### TASK
Would you transcribe the listing that follows, character for character, and omit its images?

--- DATA PROVIDED ---

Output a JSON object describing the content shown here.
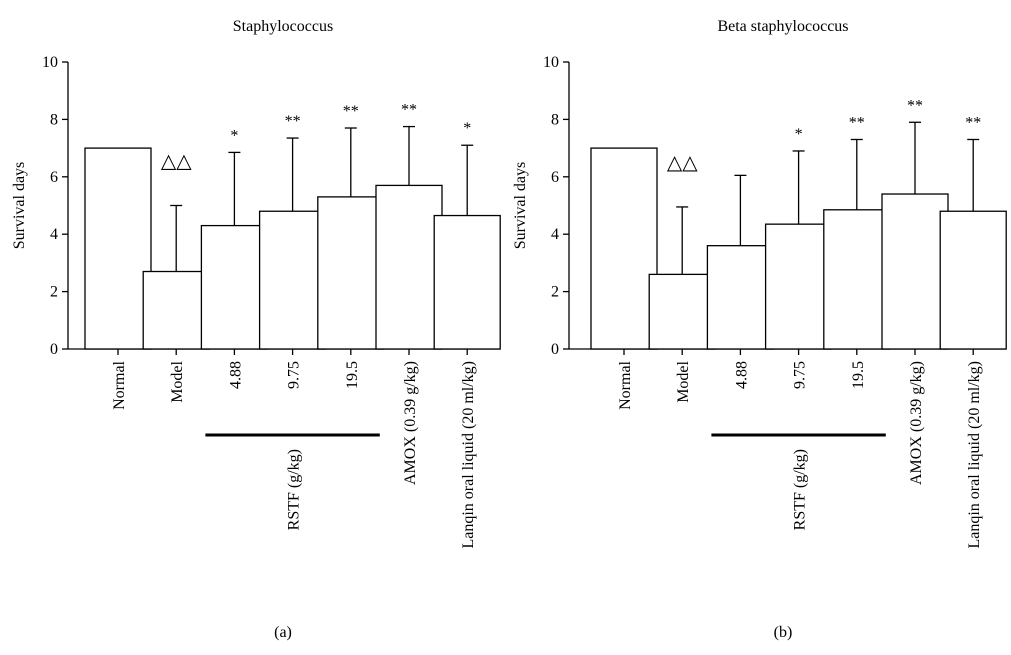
{
  "chart_data": [
    {
      "type": "bar",
      "panel_label": "(a)",
      "title": "Staphylococcus",
      "ylabel": "Survival days",
      "ylim": [
        0,
        10
      ],
      "yticks": [
        "0",
        "2",
        "4",
        "6",
        "8",
        "10"
      ],
      "categories": [
        "Normal",
        "Model",
        "4.88",
        "9.75",
        "19.5",
        "AMOX (0.39 g/kg)",
        "Lanqin oral liquid (20 ml/kg)"
      ],
      "values": [
        7.0,
        2.7,
        4.3,
        4.8,
        5.3,
        5.7,
        4.65
      ],
      "error_upper": [
        7.0,
        5.0,
        6.85,
        7.35,
        7.7,
        7.75,
        7.1
      ],
      "annotations": [
        "",
        "△△",
        "*",
        "**",
        "**",
        "**",
        "*"
      ],
      "group_label": "RSTF (g/kg)",
      "group_span": [
        2,
        4
      ],
      "grid": false
    },
    {
      "type": "bar",
      "panel_label": "(b)",
      "title": "Beta staphylococcus",
      "ylabel": "Survival days",
      "ylim": [
        0,
        10
      ],
      "yticks": [
        "0",
        "2",
        "4",
        "6",
        "8",
        "10"
      ],
      "categories": [
        "Normal",
        "Model",
        "4.88",
        "9.75",
        "19.5",
        "AMOX (0.39 g/kg)",
        "Lanqin oral liquid (20 ml/kg)"
      ],
      "values": [
        7.0,
        2.6,
        3.6,
        4.35,
        4.85,
        5.4,
        4.8
      ],
      "error_upper": [
        7.0,
        4.95,
        6.05,
        6.9,
        7.3,
        7.9,
        7.3
      ],
      "annotations": [
        "",
        "△△",
        "",
        "*",
        "**",
        "**",
        "**"
      ],
      "group_label": "RSTF (g/kg)",
      "group_span": [
        2,
        4
      ],
      "grid": false
    }
  ]
}
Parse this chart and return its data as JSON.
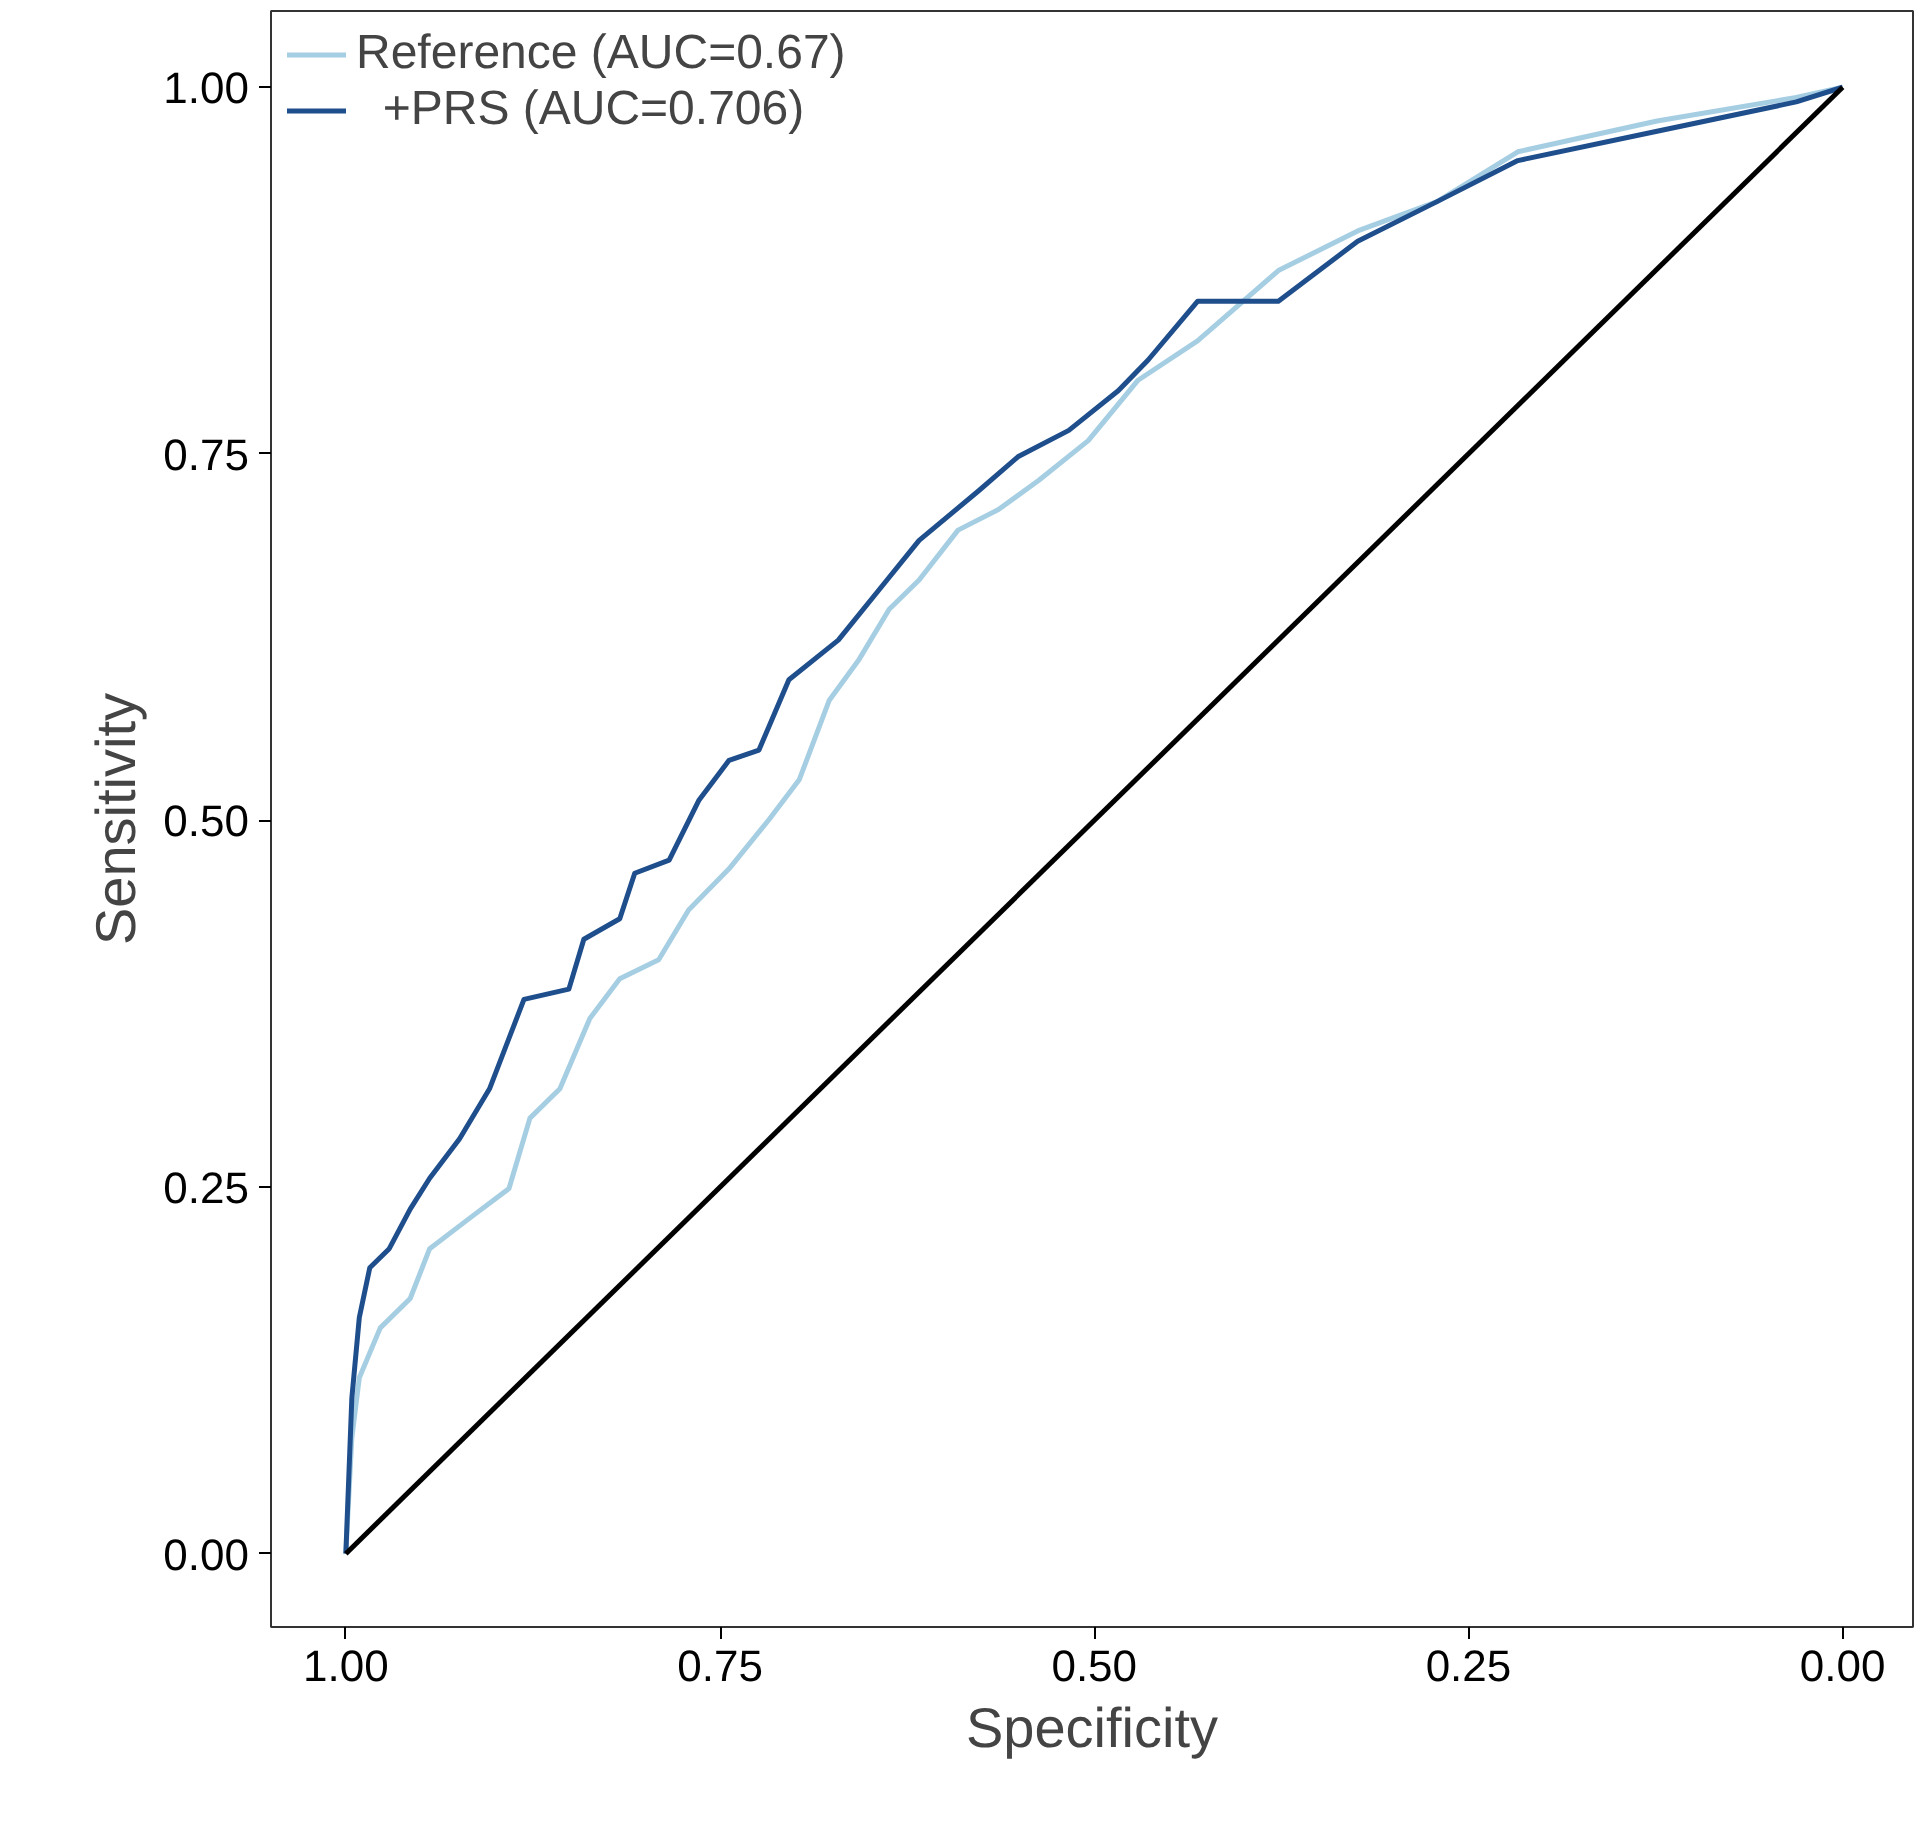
{
  "chart_data": {
    "type": "line",
    "xlabel": "Specificity",
    "ylabel": "Sensitivity",
    "xlim": [
      1.05,
      -0.047
    ],
    "ylim": [
      -0.05,
      1.052
    ],
    "xticks": [
      {
        "value": 1,
        "label": "1.00"
      },
      {
        "value": 0.75,
        "label": "0.75"
      },
      {
        "value": 0.5,
        "label": "0.50"
      },
      {
        "value": 0.25,
        "label": "0.25"
      },
      {
        "value": 0,
        "label": "0.00"
      }
    ],
    "yticks": [
      {
        "value": 0,
        "label": "0.00"
      },
      {
        "value": 0.25,
        "label": "0.25"
      },
      {
        "value": 0.5,
        "label": "0.50"
      },
      {
        "value": 0.75,
        "label": "0.75"
      },
      {
        "value": 1,
        "label": "1.00"
      }
    ],
    "grid": false,
    "legend": "top left",
    "marker": "none",
    "line_style": "solid",
    "series": [
      {
        "name": "Reference (AUC=0.67)",
        "color": "#a6cee3",
        "x": [
          1.0,
          0.996,
          0.991,
          0.977,
          0.957,
          0.944,
          0.917,
          0.891,
          0.877,
          0.857,
          0.837,
          0.817,
          0.791,
          0.771,
          0.744,
          0.717,
          0.697,
          0.677,
          0.657,
          0.637,
          0.617,
          0.591,
          0.564,
          0.537,
          0.504,
          0.471,
          0.431,
          0.377,
          0.324,
          0.271,
          0.217,
          0.124,
          0.031,
          0.0
        ],
        "values": [
          0.0,
          0.079,
          0.12,
          0.154,
          0.174,
          0.208,
          0.229,
          0.249,
          0.297,
          0.317,
          0.365,
          0.392,
          0.405,
          0.439,
          0.467,
          0.501,
          0.528,
          0.582,
          0.61,
          0.644,
          0.664,
          0.698,
          0.712,
          0.732,
          0.759,
          0.8,
          0.827,
          0.875,
          0.902,
          0.922,
          0.956,
          0.977,
          0.993,
          1.0
        ]
      },
      {
        "name": "  +PRS (AUC=0.706)",
        "color": "#1f4e8c",
        "x": [
          1.0,
          0.996,
          0.991,
          0.984,
          0.971,
          0.957,
          0.944,
          0.924,
          0.904,
          0.881,
          0.851,
          0.841,
          0.817,
          0.807,
          0.784,
          0.764,
          0.744,
          0.724,
          0.704,
          0.671,
          0.644,
          0.617,
          0.577,
          0.551,
          0.517,
          0.484,
          0.464,
          0.431,
          0.377,
          0.324,
          0.271,
          0.217,
          0.124,
          0.031,
          0.0
        ],
        "values": [
          0.0,
          0.106,
          0.161,
          0.195,
          0.208,
          0.235,
          0.256,
          0.283,
          0.317,
          0.378,
          0.385,
          0.419,
          0.433,
          0.464,
          0.473,
          0.514,
          0.541,
          0.548,
          0.596,
          0.623,
          0.657,
          0.691,
          0.725,
          0.748,
          0.766,
          0.793,
          0.814,
          0.854,
          0.854,
          0.895,
          0.922,
          0.95,
          0.97,
          0.99,
          1.0
        ]
      },
      {
        "color": "#000000",
        "x": [
          1,
          0
        ],
        "values": [
          0,
          1
        ]
      }
    ]
  }
}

---

### CORRECT OUTPUT
Output a JSON object describing the content shown here.
{
  "chart_data": [
    {
      "type": "bar",
      "panel_label": "(a)",
      "title": "Staphylococcus",
      "ylabel": "Survival days",
      "ylim": [
        0,
        10
      ],
      "yticks": [
        "0",
        "2",
        "4",
        "6",
        "8",
        "10"
      ],
      "categories": [
        "Normal",
        "Model",
        "4.88",
        "9.75",
        "19.5",
        "AMOX (0.39 g/kg)",
        "Lanqin oral liquid (20 ml/kg)"
      ],
      "values": [
        7.0,
        2.7,
        4.3,
        4.8,
        5.3,
        5.7,
        4.65
      ],
      "error_upper": [
        7.0,
        5.0,
        6.85,
        7.35,
        7.7,
        7.75,
        7.1
      ],
      "annotations": [
        "",
        "△△",
        "*",
        "**",
        "**",
        "**",
        "*"
      ],
      "group_label": "RSTF (g/kg)",
      "group_span": [
        2,
        4
      ],
      "grid": false
    },
    {
      "type": "bar",
      "panel_label": "(b)",
      "title": "Beta staphylococcus",
      "ylabel": "Survival days",
      "ylim": [
        0,
        10
      ],
      "yticks": [
        "0",
        "2",
        "4",
        "6",
        "8",
        "10"
      ],
      "categories": [
        "Normal",
        "Model",
        "4.88",
        "9.75",
        "19.5",
        "AMOX (0.39 g/kg)",
        "Lanqin oral liquid (20 ml/kg)"
      ],
      "values": [
        7.0,
        2.6,
        3.6,
        4.35,
        4.85,
        5.4,
        4.8
      ],
      "error_upper": [
        7.0,
        4.95,
        6.05,
        6.9,
        7.3,
        7.9,
        7.3
      ],
      "annotations": [
        "",
        "△△",
        "",
        "*",
        "**",
        "**",
        "**"
      ],
      "group_label": "RSTF (g/kg)",
      "group_span": [
        2,
        4
      ],
      "grid": false
    }
  ]
}
Parse this chart and return its data as JSON.
{
  "chart_data": {
    "type": "line",
    "xlabel": "Specificity",
    "ylabel": "Sensitivity",
    "xlim": [
      1.05,
      -0.047
    ],
    "ylim": [
      -0.05,
      1.052
    ],
    "xticks": [
      {
        "value": 1,
        "label": "1.00"
      },
      {
        "value": 0.75,
        "label": "0.75"
      },
      {
        "value": 0.5,
        "label": "0.50"
      },
      {
        "value": 0.25,
        "label": "0.25"
      },
      {
        "value": 0,
        "label": "0.00"
      }
    ],
    "yticks": [
      {
        "value": 0,
        "label": "0.00"
      },
      {
        "value": 0.25,
        "label": "0.25"
      },
      {
        "value": 0.5,
        "label": "0.50"
      },
      {
        "value": 0.75,
        "label": "0.75"
      },
      {
        "value": 1,
        "label": "1.00"
      }
    ],
    "grid": false,
    "legend": "top left",
    "marker": "none",
    "line_style": "solid",
    "series": [
      {
        "name": "Reference (AUC=0.67)",
        "color": "#a6cee3",
        "x": [
          1.0,
          0.996,
          0.991,
          0.977,
          0.957,
          0.944,
          0.917,
          0.891,
          0.877,
          0.857,
          0.837,
          0.817,
          0.791,
          0.771,
          0.744,
          0.717,
          0.697,
          0.677,
          0.657,
          0.637,
          0.617,
          0.591,
          0.564,
          0.537,
          0.504,
          0.471,
          0.431,
          0.377,
          0.324,
          0.271,
          0.217,
          0.124,
          0.031,
          0.0
        ],
        "values": [
          0.0,
          0.079,
          0.12,
          0.154,
          0.174,
          0.208,
          0.229,
          0.249,
          0.297,
          0.317,
          0.365,
          0.392,
          0.405,
          0.439,
          0.467,
          0.501,
          0.528,
          0.582,
          0.61,
          0.644,
          0.664,
          0.698,
          0.712,
          0.732,
          0.759,
          0.8,
          0.827,
          0.875,
          0.902,
          0.922,
          0.956,
          0.977,
          0.993,
          1.0
        ]
      },
      {
        "name": "  +PRS (AUC=0.706)",
        "color": "#1f4e8c",
        "x": [
          1.0,
          0.996,
          0.991,
          0.984,
          0.971,
          0.957,
          0.944,
          0.924,
          0.904,
          0.881,
          0.851,
          0.841,
          0.817,
          0.807,
          0.784,
          0.764,
          0.744,
          0.724,
          0.704,
          0.671,
          0.644,
          0.617,
          0.577,
          0.551,
          0.517,
          0.484,
          0.464,
          0.431,
          0.377,
          0.324,
          0.271,
          0.217,
          0.124,
          0.031,
          0.0
        ],
        "values": [
          0.0,
          0.106,
          0.161,
          0.195,
          0.208,
          0.235,
          0.256,
          0.283,
          0.317,
          0.378,
          0.385,
          0.419,
          0.433,
          0.464,
          0.473,
          0.514,
          0.541,
          0.548,
          0.596,
          0.623,
          0.657,
          0.691,
          0.725,
          0.748,
          0.766,
          0.793,
          0.814,
          0.854,
          0.854,
          0.895,
          0.922,
          0.95,
          0.97,
          0.99,
          1.0
        ]
      },
      {
        "color": "#000000",
        "x": [
          1,
          0
        ],
        "values": [
          0,
          1
        ]
      }
    ]
  }
}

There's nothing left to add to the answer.